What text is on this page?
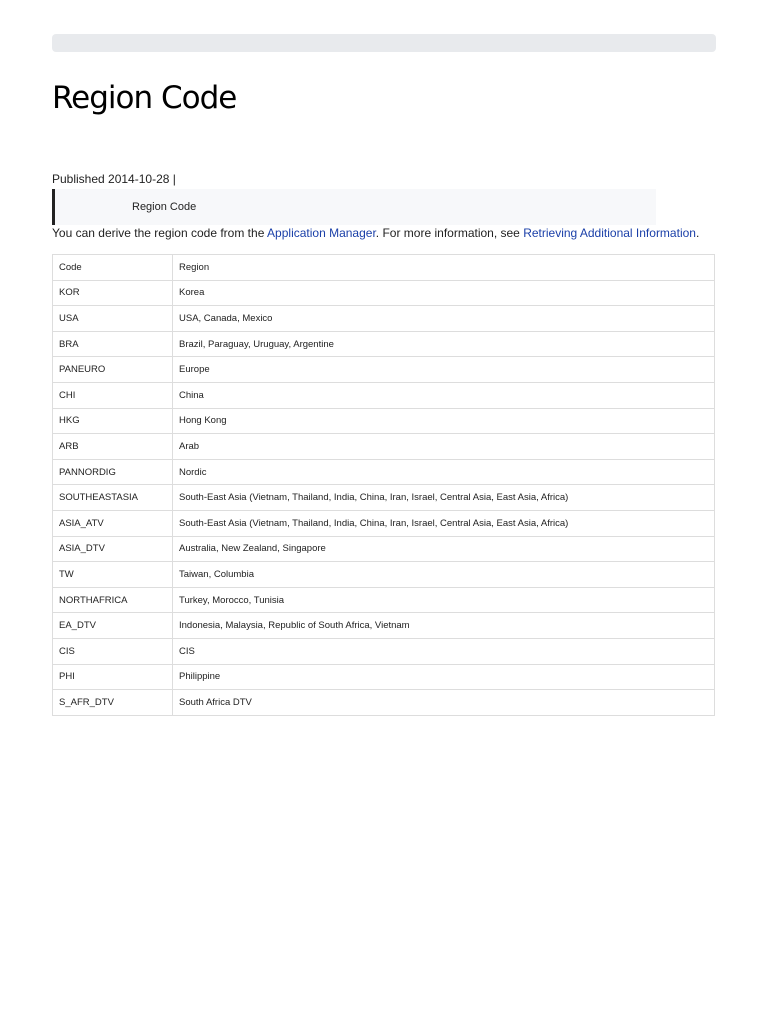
Region Code
Published 2014-10-28 |
Region Code
You can derive the region code from the Application Manager. For more information, see Retrieving Additional Information.
Code	Region
KOR	Korea
USA	USA, Canada, Mexico
BRA	Brazil, Paraguay, Uruguay, Argentine
PANEURO	Europe
CHI	China
HKG	Hong Kong
ARB	Arab
PANNORDIG	Nordic
SOUTHEASTASIA	South-East Asia (Vietnam, Thailand, India, China, Iran, Israel, Central Asia, East Asia, Africa)
ASIA_ATV	South-East Asia (Vietnam, Thailand, India, China, Iran, Israel, Central Asia, East Asia, Africa)
ASIA_DTV	Australia, New Zealand, Singapore
TW	Taiwan, Columbia
NORTHAFRICA	Turkey, Morocco, Tunisia
EA_DTV	Indonesia, Malaysia, Republic of South Africa, Vietnam
CIS	CIS
PHI	Philippine
S_AFR_DTV	South Africa DTV
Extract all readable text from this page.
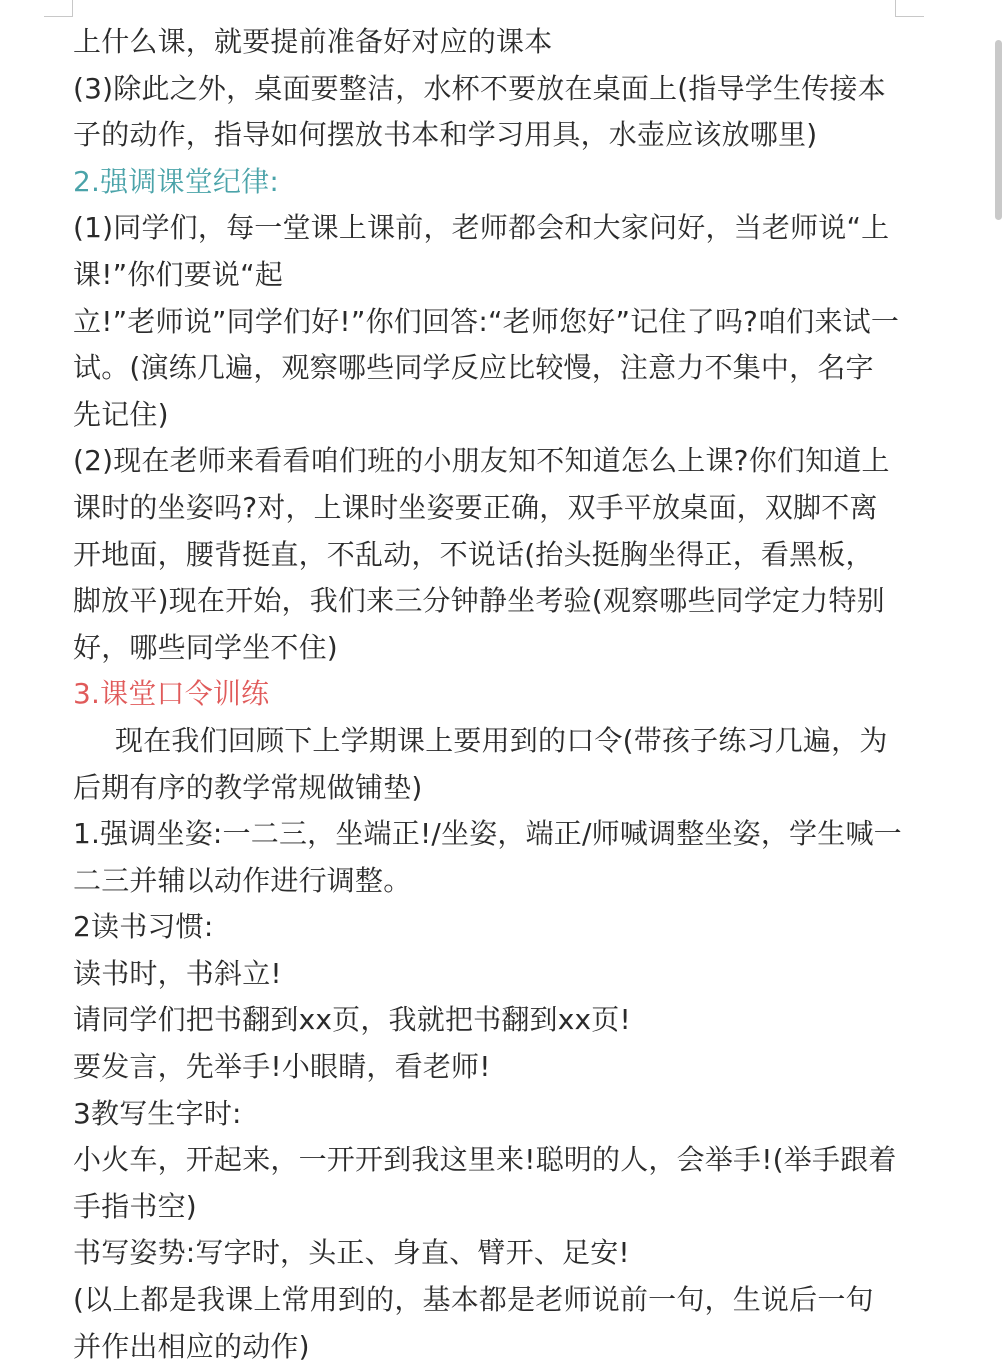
上什么课，就要提前准备好对应的课本
(3)除此之外，桌面要整洁，水杯不要放在桌面上(指导学生传接本
子的动作，指导如何摆放书本和学习用具，水壶应该放哪里)
2.强调课堂纪律:
(1)同学们，每一堂课上课前，老师都会和大家问好，当老师说“上
课!”你们要说“起
立!”老师说”同学们好!”你们回答:“老师您好”记住了吗?咱们来试一
试。(演练几遍，观察哪些同学反应比较慢，注意力不集中，名字
先记住)
(2)现在老师来看看咱们班的小朋友知不知道怎么上课?你们知道上
课时的坐姿吗?对，上课时坐姿要正确，双手平放桌面，双脚不离
开地面，腰背挺直，不乱动，不说话(抬头挺胸坐得正，看黑板，
脚放平)现在开始，我们来三分钟静坐考验(观察哪些同学定力特别
好，哪些同学坐不住)
3.课堂口令训练
现在我们回顾下上学期课上要用到的口令(带孩子练习几遍，为
后期有序的教学常规做铺垫)
1.强调坐姿:一二三，坐端正!/坐姿，端正/师喊调整坐姿，学生喊一
二三并辅以动作进行调整。
2读书习惯:
读书时，书斜立!
请同学们把书翻到xx页，我就把书翻到xx页!
要发言，先举手!小眼睛，看老师!
3教写生字时:
小火车，开起来，一开开到我这里来!聪明的人，会举手!(举手跟着
手指书空)
书写姿势:写字时，头正、身直、臂开、足安!
(以上都是我课上常用到的，基本都是老师说前一句，生说后一句
并作出相应的动作)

Requirements:
Copy the records above exactly. The pictures are not part of the copy.

Solution to this exercise:
What text is on this page?
Region Code
Published 2014-10-28 |
Region Code
You can derive the region code from the Application Manager. For more information, see Retrieving Additional Information.
Code	Region
KOR	Korea
USA	USA, Canada, Mexico
BRA	Brazil, Paraguay, Uruguay, Argentine
PANEURO	Europe
CHI	China
HKG	Hong Kong
ARB	Arab
PANNORDIG	Nordic
SOUTHEASTASIA	South-East Asia (Vietnam, Thailand, India, China, Iran, Israel, Central Asia, East Asia, Africa)
ASIA_ATV	South-East Asia (Vietnam, Thailand, India, China, Iran, Israel, Central Asia, East Asia, Africa)
ASIA_DTV	Australia, New Zealand, Singapore
TW	Taiwan, Columbia
NORTHAFRICA	Turkey, Morocco, Tunisia
EA_DTV	Indonesia, Malaysia, Republic of South Africa, Vietnam
CIS	CIS
PHI	Philippine
S_AFR_DTV	South Africa DTV
Extract all readable text from this page.
上什么课，就要提前准备好对应的课本
(3)除此之外，桌面要整洁，水杯不要放在桌面上(指导学生传接本
子的动作，指导如何摆放书本和学习用具，水壶应该放哪里)
2.强调课堂纪律:
(1)同学们，每一堂课上课前，老师都会和大家问好，当老师说“上
课!”你们要说“起
立!”老师说”同学们好!”你们回答:“老师您好”记住了吗?咱们来试一
试。(演练几遍，观察哪些同学反应比较慢，注意力不集中，名字
先记住)
(2)现在老师来看看咱们班的小朋友知不知道怎么上课?你们知道上
课时的坐姿吗?对，上课时坐姿要正确，双手平放桌面，双脚不离
开地面，腰背挺直，不乱动，不说话(抬头挺胸坐得正，看黑板，
脚放平)现在开始，我们来三分钟静坐考验(观察哪些同学定力特别
好，哪些同学坐不住)
3.课堂口令训练
现在我们回顾下上学期课上要用到的口令(带孩子练习几遍，为
后期有序的教学常规做铺垫)
1.强调坐姿:一二三，坐端正!/坐姿，端正/师喊调整坐姿，学生喊一
二三并辅以动作进行调整。
2读书习惯:
读书时，书斜立!
请同学们把书翻到xx页，我就把书翻到xx页!
要发言，先举手!小眼睛，看老师!
3教写生字时:
小火车，开起来，一开开到我这里来!聪明的人，会举手!(举手跟着
手指书空)
书写姿势:写字时，头正、身直、臂开、足安!
(以上都是我课上常用到的，基本都是老师说前一句，生说后一句
并作出相应的动作)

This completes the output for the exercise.